### Problem to solve:
Images should be left out, and everything else in the listing reproduced exactly.

★ ★ ★

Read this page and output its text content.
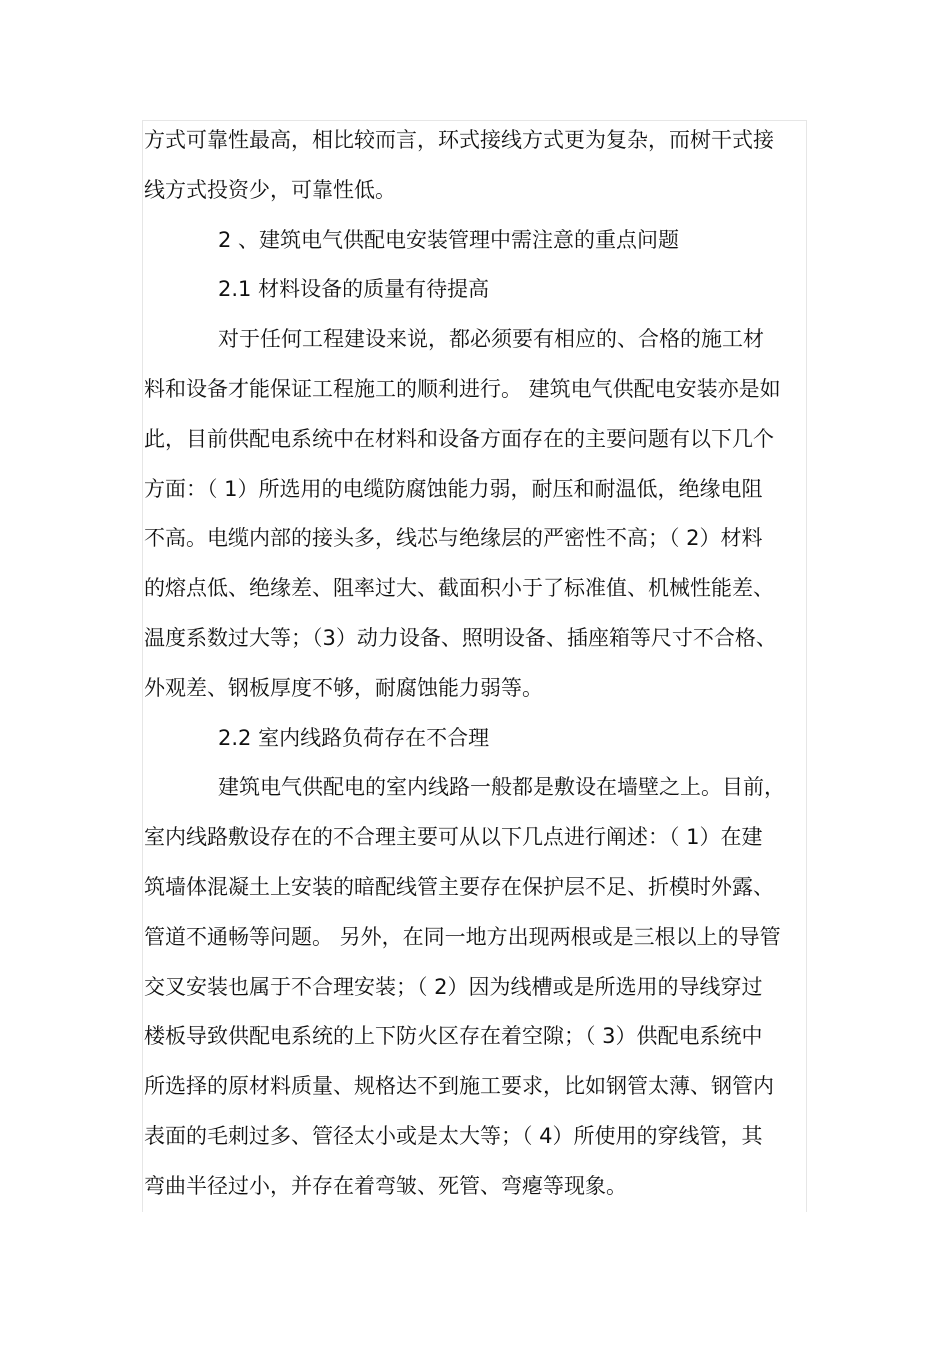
方式可靠性最高，相比较而言，环式接线方式更为复杂，而树干式接
线方式投资少，可靠性低。
2 、建筑电气供配电安装管理中需注意的重点问题
2.1 材料设备的质量有待提高
对于任何工程建设来说，都必须要有相应的、合格的施工材
料和设备才能保证工程施工的顺利进行。 建筑电气供配电安装亦是如
此，目前供配电系统中在材料和设备方面存在的主要问题有以下几个
方面：（ 1）所选用的电缆防腐蚀能力弱，耐压和耐温低，绝缘电阻
不高。电缆内部的接头多，线芯与绝缘层的严密性不高；（ 2）材料
的熔点低、绝缘差、阻率过大、截面积小于了标准值、机械性能差、
温度系数过大等；（3）动力设备、照明设备、插座箱等尺寸不合格、
外观差、钢板厚度不够，耐腐蚀能力弱等。
2.2 室内线路负荷存在不合理
建筑电气供配电的室内线路一般都是敷设在墙壁之上。目前，
室内线路敷设存在的不合理主要可从以下几点进行阐述：（ 1）在建
筑墙体混凝土上安装的暗配线管主要存在保护层不足、折模时外露、
管道不通畅等问题。 另外，在同一地方出现两根或是三根以上的导管
交叉安装也属于不合理安装；（ 2）因为线槽或是所选用的导线穿过
楼板导致供配电系统的上下防火区存在着空隙；（ 3）供配电系统中
所选择的原材料质量、规格达不到施工要求，比如钢管太薄、钢管内
表面的毛刺过多、管径太小或是太大等；（ 4）所使用的穿线管，其
弯曲半径过小，并存在着弯皱、死管、弯瘪等现象。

★ ★ ★

### Result of the task:
Read this page and output its text content.
方式可靠性最高，相比较而言，环式接线方式更为复杂，而树干式接
线方式投资少，可靠性低。
2 、建筑电气供配电安装管理中需注意的重点问题
2.1 材料设备的质量有待提高
对于任何工程建设来说，都必须要有相应的、合格的施工材
料和设备才能保证工程施工的顺利进行。 建筑电气供配电安装亦是如
此，目前供配电系统中在材料和设备方面存在的主要问题有以下几个
方面：（ 1）所选用的电缆防腐蚀能力弱，耐压和耐温低，绝缘电阻
不高。电缆内部的接头多，线芯与绝缘层的严密性不高；（ 2）材料
的熔点低、绝缘差、阻率过大、截面积小于了标准值、机械性能差、
温度系数过大等；（3）动力设备、照明设备、插座箱等尺寸不合格、
外观差、钢板厚度不够，耐腐蚀能力弱等。
2.2 室内线路负荷存在不合理
建筑电气供配电的室内线路一般都是敷设在墙壁之上。目前，
室内线路敷设存在的不合理主要可从以下几点进行阐述：（ 1）在建
筑墙体混凝土上安装的暗配线管主要存在保护层不足、折模时外露、
管道不通畅等问题。 另外，在同一地方出现两根或是三根以上的导管
交叉安装也属于不合理安装；（ 2）因为线槽或是所选用的导线穿过
楼板导致供配电系统的上下防火区存在着空隙；（ 3）供配电系统中
所选择的原材料质量、规格达不到施工要求，比如钢管太薄、钢管内
表面的毛刺过多、管径太小或是太大等；（ 4）所使用的穿线管，其
弯曲半径过小，并存在着弯皱、死管、弯瘪等现象。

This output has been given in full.